■ Passage provided ■
══════


    Liked by 1 person

    • Meka James says:

      It would not be good to write a book in a certain genre then cheat the readers out of their generalized expected outcome. And I agree, you do have so much room to play around with things while still coloring mostly inside the lines.

      thanks for stopping by

      Like

  2. Brigitte Kirady says:

    Yes! So much YES! If anything, anything at all, writers must read their own genre. They’ll see there’s so much wiggle room within genres, that they don’t actually all look or sound alike. But they’ll also learn there are important rules to the game and trying to break those will cost them readers. I despise being let down at the end of a book. Sometimes it’s my own fault (I literally lost sleep after finishing The Hunger Games because I so desperately wanted Katniss to end up with the other guy). That wasn’t the writer’s fault. That was on me. But one of the most awful books I ever read was Intervention by Robin Cook. Not only was the writing atrocious IMO, the ending left me utterly pissed off. I wasted a whole evening reading this terrible story and it didn’t even meet any of the ending expectations I had for that genre. Grr! But I digress.
    Reading is important, writers!

    Liked by 1 person

    • Meka James says:

      I totally agree. There are so many stories out there, that the chances of you copying them is slim. Even without reading you can have a similar overlap of a book, I’ve had that happen to me. The basic idea was the same, but how me and the other author handled it was totally different. But I deliberately didn’t read her book until after I’d finished mine. LOL

      I’ve not read either book you mentioned, but sorry you had bad experiences with both. However nothing is worse than getting an ending that totally pisses you off. It’s like a slap in the face to the time and effort you put into the story. LOL I’ve been there as well.

      thanks for stopping by.

══════

■ Dataset excerpts ■
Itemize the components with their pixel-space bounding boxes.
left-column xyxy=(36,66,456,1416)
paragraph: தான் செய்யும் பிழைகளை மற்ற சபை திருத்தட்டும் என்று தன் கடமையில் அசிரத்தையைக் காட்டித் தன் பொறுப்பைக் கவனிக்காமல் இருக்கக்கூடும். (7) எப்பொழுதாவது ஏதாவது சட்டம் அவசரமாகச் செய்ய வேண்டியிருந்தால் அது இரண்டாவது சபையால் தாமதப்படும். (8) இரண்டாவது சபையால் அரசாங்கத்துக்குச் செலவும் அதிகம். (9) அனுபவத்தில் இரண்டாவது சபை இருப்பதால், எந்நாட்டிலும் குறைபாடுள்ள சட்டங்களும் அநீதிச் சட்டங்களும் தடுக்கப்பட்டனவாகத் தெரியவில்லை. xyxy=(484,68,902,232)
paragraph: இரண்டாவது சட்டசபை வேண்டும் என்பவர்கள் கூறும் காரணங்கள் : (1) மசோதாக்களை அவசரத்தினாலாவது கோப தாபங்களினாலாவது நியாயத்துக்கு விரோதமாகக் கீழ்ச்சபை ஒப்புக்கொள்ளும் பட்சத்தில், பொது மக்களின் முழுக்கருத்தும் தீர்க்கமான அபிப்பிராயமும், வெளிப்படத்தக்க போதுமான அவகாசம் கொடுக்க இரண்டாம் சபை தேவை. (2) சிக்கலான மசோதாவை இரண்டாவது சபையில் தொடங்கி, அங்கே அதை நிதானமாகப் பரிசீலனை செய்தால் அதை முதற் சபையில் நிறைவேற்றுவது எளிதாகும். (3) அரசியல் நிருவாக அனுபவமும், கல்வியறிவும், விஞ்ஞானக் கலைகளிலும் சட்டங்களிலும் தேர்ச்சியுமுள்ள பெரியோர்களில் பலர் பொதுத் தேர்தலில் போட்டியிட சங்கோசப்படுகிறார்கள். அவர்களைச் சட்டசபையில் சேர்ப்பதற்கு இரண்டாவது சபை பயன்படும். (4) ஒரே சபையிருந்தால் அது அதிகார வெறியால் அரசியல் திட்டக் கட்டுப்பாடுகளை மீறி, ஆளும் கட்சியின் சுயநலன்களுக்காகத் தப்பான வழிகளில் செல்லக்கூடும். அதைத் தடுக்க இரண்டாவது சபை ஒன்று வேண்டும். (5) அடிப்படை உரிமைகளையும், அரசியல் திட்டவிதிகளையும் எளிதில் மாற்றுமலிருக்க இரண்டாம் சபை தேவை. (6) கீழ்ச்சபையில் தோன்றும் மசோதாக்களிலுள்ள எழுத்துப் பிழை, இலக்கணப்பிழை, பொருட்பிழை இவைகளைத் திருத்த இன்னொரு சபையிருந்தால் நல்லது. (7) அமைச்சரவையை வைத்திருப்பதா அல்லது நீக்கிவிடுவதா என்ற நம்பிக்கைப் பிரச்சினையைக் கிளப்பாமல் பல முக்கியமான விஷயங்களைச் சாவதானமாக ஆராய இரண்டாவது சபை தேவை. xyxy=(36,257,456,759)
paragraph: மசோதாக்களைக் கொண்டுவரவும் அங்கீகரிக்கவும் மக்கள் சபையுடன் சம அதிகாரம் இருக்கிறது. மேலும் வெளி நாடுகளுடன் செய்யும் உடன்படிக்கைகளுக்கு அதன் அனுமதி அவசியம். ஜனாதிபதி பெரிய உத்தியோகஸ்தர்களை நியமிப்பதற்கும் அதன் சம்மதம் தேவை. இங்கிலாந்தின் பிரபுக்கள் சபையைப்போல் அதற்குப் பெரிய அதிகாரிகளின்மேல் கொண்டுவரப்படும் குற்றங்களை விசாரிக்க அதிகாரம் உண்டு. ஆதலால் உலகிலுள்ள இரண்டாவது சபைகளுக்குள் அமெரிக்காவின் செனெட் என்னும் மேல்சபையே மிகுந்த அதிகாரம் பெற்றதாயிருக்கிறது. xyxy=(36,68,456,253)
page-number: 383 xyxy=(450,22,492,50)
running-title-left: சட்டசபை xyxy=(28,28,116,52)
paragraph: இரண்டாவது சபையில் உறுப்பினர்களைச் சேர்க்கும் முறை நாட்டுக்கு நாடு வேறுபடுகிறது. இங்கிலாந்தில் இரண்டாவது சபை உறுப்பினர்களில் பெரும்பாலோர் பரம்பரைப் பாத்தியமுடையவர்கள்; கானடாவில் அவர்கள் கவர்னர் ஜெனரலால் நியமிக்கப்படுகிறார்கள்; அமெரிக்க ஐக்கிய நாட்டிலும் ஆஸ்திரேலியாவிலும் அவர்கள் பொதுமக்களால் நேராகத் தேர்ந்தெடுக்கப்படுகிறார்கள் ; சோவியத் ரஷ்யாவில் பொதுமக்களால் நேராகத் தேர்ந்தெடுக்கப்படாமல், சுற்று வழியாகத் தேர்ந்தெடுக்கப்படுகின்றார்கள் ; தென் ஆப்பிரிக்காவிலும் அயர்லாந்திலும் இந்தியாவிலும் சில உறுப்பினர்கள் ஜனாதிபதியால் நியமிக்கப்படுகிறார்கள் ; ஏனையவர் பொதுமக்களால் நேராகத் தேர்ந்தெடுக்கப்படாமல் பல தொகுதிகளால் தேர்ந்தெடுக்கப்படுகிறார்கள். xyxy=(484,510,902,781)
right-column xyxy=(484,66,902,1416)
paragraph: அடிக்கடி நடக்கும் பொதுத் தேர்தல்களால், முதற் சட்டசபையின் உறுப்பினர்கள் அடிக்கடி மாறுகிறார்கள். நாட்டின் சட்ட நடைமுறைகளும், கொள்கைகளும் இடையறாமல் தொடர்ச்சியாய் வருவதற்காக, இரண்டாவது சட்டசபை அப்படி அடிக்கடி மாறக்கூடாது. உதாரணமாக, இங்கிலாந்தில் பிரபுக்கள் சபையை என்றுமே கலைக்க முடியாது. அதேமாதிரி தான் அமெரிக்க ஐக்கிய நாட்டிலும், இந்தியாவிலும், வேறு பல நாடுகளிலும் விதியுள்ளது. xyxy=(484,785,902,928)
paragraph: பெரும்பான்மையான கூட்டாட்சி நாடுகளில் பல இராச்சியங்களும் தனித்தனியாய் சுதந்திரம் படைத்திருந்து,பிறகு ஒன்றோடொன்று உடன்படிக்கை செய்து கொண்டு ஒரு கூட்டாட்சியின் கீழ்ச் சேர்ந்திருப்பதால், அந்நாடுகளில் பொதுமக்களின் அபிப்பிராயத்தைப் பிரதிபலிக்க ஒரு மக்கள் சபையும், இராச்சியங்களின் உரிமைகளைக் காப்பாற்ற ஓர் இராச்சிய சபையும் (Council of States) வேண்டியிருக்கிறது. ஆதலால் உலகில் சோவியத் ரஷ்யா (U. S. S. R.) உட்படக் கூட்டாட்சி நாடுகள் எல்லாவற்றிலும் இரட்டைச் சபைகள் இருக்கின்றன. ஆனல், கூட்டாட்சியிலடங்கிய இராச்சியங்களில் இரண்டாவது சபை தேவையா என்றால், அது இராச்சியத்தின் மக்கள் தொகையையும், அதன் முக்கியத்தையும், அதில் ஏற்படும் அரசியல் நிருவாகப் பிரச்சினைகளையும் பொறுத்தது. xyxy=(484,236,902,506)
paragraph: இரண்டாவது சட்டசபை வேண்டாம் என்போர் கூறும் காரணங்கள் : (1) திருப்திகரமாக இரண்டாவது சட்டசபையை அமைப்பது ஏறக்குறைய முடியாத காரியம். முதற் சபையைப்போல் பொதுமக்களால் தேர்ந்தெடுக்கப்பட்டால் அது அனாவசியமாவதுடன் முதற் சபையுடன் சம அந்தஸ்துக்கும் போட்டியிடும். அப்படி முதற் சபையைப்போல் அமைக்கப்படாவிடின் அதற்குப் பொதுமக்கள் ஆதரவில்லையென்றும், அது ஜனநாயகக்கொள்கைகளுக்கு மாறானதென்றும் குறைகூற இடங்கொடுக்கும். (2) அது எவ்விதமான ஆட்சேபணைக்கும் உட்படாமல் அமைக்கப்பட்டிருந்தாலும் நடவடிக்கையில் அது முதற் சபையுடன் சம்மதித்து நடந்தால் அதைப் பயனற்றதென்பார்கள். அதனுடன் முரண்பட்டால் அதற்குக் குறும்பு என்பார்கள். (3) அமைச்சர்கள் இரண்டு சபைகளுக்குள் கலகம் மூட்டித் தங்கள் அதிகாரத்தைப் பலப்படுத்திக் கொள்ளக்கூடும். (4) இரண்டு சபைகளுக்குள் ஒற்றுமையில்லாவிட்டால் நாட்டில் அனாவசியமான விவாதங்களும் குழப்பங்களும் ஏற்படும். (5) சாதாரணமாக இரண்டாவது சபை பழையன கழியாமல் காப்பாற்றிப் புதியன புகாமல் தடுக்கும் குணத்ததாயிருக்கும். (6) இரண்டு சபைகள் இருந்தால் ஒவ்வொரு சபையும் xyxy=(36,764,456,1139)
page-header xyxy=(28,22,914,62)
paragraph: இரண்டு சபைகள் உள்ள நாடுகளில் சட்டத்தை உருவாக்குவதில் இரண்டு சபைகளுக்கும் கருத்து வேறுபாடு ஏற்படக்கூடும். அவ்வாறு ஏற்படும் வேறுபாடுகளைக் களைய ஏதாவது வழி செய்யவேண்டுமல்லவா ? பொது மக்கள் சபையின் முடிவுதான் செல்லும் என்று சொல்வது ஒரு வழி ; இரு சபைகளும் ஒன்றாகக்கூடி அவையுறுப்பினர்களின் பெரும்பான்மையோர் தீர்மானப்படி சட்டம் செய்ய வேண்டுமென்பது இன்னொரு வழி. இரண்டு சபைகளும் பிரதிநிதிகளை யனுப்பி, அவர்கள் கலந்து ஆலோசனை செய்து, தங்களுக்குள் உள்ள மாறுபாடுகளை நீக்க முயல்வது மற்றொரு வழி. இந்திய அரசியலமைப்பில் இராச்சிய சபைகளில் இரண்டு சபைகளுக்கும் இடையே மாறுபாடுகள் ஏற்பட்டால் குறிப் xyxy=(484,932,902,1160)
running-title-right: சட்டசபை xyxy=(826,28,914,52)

══════

■ Exercise ■
According to Brigitte Kirady in the blog comments, why must writers read their own genre? Answer in one to three sentences.

■ Result below ■
Reading their own genre shows writers that genres leave a lot of wiggle room, so books within one don't all look or sound alike. It also teaches them that a genre has important rules, and trying to break those will cost them readers.